◆ **AIM**:
Restate each of the lines below word for word and drop every picture.

◆ **INFORMATION GIVEN**:

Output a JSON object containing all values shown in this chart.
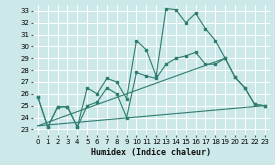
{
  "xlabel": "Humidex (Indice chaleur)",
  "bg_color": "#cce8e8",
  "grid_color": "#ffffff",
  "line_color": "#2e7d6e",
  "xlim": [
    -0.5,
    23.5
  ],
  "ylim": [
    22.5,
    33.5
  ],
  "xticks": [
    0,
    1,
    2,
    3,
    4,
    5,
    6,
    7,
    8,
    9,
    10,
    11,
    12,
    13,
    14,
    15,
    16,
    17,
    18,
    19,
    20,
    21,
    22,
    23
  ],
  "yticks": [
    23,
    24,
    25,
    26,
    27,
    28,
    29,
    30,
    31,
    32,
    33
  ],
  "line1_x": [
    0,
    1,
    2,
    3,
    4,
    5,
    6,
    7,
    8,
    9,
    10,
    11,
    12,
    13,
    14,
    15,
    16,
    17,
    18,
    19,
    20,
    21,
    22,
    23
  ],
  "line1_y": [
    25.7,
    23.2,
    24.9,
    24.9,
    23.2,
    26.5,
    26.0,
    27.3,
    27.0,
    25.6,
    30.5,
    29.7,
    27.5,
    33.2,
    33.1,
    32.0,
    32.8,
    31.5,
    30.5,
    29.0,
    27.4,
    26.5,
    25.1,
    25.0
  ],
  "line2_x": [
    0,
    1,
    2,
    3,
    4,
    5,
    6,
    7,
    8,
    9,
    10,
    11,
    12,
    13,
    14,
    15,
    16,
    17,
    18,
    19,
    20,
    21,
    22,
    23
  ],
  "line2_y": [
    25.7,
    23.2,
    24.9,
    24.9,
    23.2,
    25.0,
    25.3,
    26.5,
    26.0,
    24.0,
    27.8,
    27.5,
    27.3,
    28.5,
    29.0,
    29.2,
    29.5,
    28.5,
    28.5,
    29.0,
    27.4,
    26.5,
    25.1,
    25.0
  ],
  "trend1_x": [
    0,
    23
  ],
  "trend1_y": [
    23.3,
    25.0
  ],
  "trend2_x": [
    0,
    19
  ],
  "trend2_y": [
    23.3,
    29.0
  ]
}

◆ **RESPONSE FOR THIS EXERCISE**:
Output a JSON object containing all values shown in this chart.
{
  "xlabel": "Humidex (Indice chaleur)",
  "bg_color": "#cce8e8",
  "grid_color": "#ffffff",
  "line_color": "#2e7d6e",
  "xlim": [
    -0.5,
    23.5
  ],
  "ylim": [
    22.5,
    33.5
  ],
  "xticks": [
    0,
    1,
    2,
    3,
    4,
    5,
    6,
    7,
    8,
    9,
    10,
    11,
    12,
    13,
    14,
    15,
    16,
    17,
    18,
    19,
    20,
    21,
    22,
    23
  ],
  "yticks": [
    23,
    24,
    25,
    26,
    27,
    28,
    29,
    30,
    31,
    32,
    33
  ],
  "line1_x": [
    0,
    1,
    2,
    3,
    4,
    5,
    6,
    7,
    8,
    9,
    10,
    11,
    12,
    13,
    14,
    15,
    16,
    17,
    18,
    19,
    20,
    21,
    22,
    23
  ],
  "line1_y": [
    25.7,
    23.2,
    24.9,
    24.9,
    23.2,
    26.5,
    26.0,
    27.3,
    27.0,
    25.6,
    30.5,
    29.7,
    27.5,
    33.2,
    33.1,
    32.0,
    32.8,
    31.5,
    30.5,
    29.0,
    27.4,
    26.5,
    25.1,
    25.0
  ],
  "line2_x": [
    0,
    1,
    2,
    3,
    4,
    5,
    6,
    7,
    8,
    9,
    10,
    11,
    12,
    13,
    14,
    15,
    16,
    17,
    18,
    19,
    20,
    21,
    22,
    23
  ],
  "line2_y": [
    25.7,
    23.2,
    24.9,
    24.9,
    23.2,
    25.0,
    25.3,
    26.5,
    26.0,
    24.0,
    27.8,
    27.5,
    27.3,
    28.5,
    29.0,
    29.2,
    29.5,
    28.5,
    28.5,
    29.0,
    27.4,
    26.5,
    25.1,
    25.0
  ],
  "trend1_x": [
    0,
    23
  ],
  "trend1_y": [
    23.3,
    25.0
  ],
  "trend2_x": [
    0,
    19
  ],
  "trend2_y": [
    23.3,
    29.0
  ]
}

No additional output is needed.